▸ Material shown:
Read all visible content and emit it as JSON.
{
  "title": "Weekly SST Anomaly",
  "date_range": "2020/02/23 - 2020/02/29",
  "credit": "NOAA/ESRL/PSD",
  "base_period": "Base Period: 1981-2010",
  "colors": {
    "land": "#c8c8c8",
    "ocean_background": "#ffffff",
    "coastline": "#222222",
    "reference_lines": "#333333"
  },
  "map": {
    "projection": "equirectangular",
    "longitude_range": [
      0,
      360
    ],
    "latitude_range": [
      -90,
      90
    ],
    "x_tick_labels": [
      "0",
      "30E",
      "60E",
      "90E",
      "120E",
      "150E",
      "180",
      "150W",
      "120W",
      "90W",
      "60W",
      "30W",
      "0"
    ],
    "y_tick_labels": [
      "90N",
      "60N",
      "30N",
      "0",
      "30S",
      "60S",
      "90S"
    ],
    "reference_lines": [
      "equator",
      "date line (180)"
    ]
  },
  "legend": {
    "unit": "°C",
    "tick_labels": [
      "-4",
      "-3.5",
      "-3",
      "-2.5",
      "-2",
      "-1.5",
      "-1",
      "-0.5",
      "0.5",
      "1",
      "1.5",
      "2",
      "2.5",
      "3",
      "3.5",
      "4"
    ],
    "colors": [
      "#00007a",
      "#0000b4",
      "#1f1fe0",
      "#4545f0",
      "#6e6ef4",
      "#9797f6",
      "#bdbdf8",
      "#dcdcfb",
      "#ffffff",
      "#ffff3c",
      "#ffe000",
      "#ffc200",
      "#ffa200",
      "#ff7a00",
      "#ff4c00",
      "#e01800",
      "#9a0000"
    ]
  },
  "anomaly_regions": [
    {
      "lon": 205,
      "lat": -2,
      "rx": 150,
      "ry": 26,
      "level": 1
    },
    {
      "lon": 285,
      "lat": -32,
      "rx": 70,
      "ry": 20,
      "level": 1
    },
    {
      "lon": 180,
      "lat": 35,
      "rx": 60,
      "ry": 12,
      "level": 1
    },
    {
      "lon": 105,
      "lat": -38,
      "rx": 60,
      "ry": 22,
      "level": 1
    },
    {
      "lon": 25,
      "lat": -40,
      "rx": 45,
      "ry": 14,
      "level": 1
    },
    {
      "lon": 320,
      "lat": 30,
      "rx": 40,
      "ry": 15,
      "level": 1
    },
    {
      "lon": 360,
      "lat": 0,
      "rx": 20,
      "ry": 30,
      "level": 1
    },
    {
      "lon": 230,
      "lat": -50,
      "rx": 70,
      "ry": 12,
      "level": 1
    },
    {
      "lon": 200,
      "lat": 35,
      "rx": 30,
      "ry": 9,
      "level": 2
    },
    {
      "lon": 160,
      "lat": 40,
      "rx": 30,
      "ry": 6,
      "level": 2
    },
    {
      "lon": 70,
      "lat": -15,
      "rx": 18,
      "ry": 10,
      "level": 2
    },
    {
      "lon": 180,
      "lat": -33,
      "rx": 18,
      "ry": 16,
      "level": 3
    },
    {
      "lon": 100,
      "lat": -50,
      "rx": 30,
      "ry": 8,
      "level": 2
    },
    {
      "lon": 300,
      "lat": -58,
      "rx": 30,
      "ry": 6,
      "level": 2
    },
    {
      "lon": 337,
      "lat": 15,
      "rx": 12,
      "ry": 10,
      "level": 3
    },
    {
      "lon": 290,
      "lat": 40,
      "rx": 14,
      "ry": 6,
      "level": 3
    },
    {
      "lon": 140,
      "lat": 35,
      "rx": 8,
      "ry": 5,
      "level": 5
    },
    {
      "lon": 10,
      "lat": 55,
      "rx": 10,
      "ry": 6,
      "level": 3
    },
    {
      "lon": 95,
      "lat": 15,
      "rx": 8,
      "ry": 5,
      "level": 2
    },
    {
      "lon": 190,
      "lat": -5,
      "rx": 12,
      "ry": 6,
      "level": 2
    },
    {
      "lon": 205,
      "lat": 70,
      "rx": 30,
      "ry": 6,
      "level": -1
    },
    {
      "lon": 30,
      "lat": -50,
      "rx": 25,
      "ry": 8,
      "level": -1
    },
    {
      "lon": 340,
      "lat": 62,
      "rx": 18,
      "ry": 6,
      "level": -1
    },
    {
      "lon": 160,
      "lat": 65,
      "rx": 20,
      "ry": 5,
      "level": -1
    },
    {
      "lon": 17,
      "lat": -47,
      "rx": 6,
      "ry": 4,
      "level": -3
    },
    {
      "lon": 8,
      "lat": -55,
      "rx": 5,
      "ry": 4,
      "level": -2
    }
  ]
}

▸ Goal: All of the records must be repeated exactly.

▸ Task result:
Read all visible content and emit it as JSON.
{
  "title": "Weekly SST Anomaly",
  "date_range": "2020/02/23 - 2020/02/29",
  "credit": "NOAA/ESRL/PSD",
  "base_period": "Base Period: 1981-2010",
  "colors": {
    "land": "#c8c8c8",
    "ocean_background": "#ffffff",
    "coastline": "#222222",
    "reference_lines": "#333333"
  },
  "map": {
    "projection": "equirectangular",
    "longitude_range": [
      0,
      360
    ],
    "latitude_range": [
      -90,
      90
    ],
    "x_tick_labels": [
      "0",
      "30E",
      "60E",
      "90E",
      "120E",
      "150E",
      "180",
      "150W",
      "120W",
      "90W",
      "60W",
      "30W",
      "0"
    ],
    "y_tick_labels": [
      "90N",
      "60N",
      "30N",
      "0",
      "30S",
      "60S",
      "90S"
    ],
    "reference_lines": [
      "equator",
      "date line (180)"
    ]
  },
  "legend": {
    "unit": "°C",
    "tick_labels": [
      "-4",
      "-3.5",
      "-3",
      "-2.5",
      "-2",
      "-1.5",
      "-1",
      "-0.5",
      "0.5",
      "1",
      "1.5",
      "2",
      "2.5",
      "3",
      "3.5",
      "4"
    ],
    "colors": [
      "#00007a",
      "#0000b4",
      "#1f1fe0",
      "#4545f0",
      "#6e6ef4",
      "#9797f6",
      "#bdbdf8",
      "#dcdcfb",
      "#ffffff",
      "#ffff3c",
      "#ffe000",
      "#ffc200",
      "#ffa200",
      "#ff7a00",
      "#ff4c00",
      "#e01800",
      "#9a0000"
    ]
  },
  "anomaly_regions": [
    {
      "lon": 205,
      "lat": -2,
      "rx": 150,
      "ry": 26,
      "level": 1
    },
    {
      "lon": 285,
      "lat": -32,
      "rx": 70,
      "ry": 20,
      "level": 1
    },
    {
      "lon": 180,
      "lat": 35,
      "rx": 60,
      "ry": 12,
      "level": 1
    },
    {
      "lon": 105,
      "lat": -38,
      "rx": 60,
      "ry": 22,
      "level": 1
    },
    {
      "lon": 25,
      "lat": -40,
      "rx": 45,
      "ry": 14,
      "level": 1
    },
    {
      "lon": 320,
      "lat": 30,
      "rx": 40,
      "ry": 15,
      "level": 1
    },
    {
      "lon": 360,
      "lat": 0,
      "rx": 20,
      "ry": 30,
      "level": 1
    },
    {
      "lon": 230,
      "lat": -50,
      "rx": 70,
      "ry": 12,
      "level": 1
    },
    {
      "lon": 200,
      "lat": 35,
      "rx": 30,
      "ry": 9,
      "level": 2
    },
    {
      "lon": 160,
      "lat": 40,
      "rx": 30,
      "ry": 6,
      "level": 2
    },
    {
      "lon": 70,
      "lat": -15,
      "rx": 18,
      "ry": 10,
      "level": 2
    },
    {
      "lon": 180,
      "lat": -33,
      "rx": 18,
      "ry": 16,
      "level": 3
    },
    {
      "lon": 100,
      "lat": -50,
      "rx": 30,
      "ry": 8,
      "level": 2
    },
    {
      "lon": 300,
      "lat": -58,
      "rx": 30,
      "ry": 6,
      "level": 2
    },
    {
      "lon": 337,
      "lat": 15,
      "rx": 12,
      "ry": 10,
      "level": 3
    },
    {
      "lon": 290,
      "lat": 40,
      "rx": 14,
      "ry": 6,
      "level": 3
    },
    {
      "lon": 140,
      "lat": 35,
      "rx": 8,
      "ry": 5,
      "level": 5
    },
    {
      "lon": 10,
      "lat": 55,
      "rx": 10,
      "ry": 6,
      "level": 3
    },
    {
      "lon": 95,
      "lat": 15,
      "rx": 8,
      "ry": 5,
      "level": 2
    },
    {
      "lon": 190,
      "lat": -5,
      "rx": 12,
      "ry": 6,
      "level": 2
    },
    {
      "lon": 205,
      "lat": 70,
      "rx": 30,
      "ry": 6,
      "level": -1
    },
    {
      "lon": 30,
      "lat": -50,
      "rx": 25,
      "ry": 8,
      "level": -1
    },
    {
      "lon": 340,
      "lat": 62,
      "rx": 18,
      "ry": 6,
      "level": -1
    },
    {
      "lon": 160,
      "lat": 65,
      "rx": 20,
      "ry": 5,
      "level": -1
    },
    {
      "lon": 17,
      "lat": -47,
      "rx": 6,
      "ry": 4,
      "level": -3
    },
    {
      "lon": 8,
      "lat": -55,
      "rx": 5,
      "ry": 4,
      "level": -2
    }
  ]
}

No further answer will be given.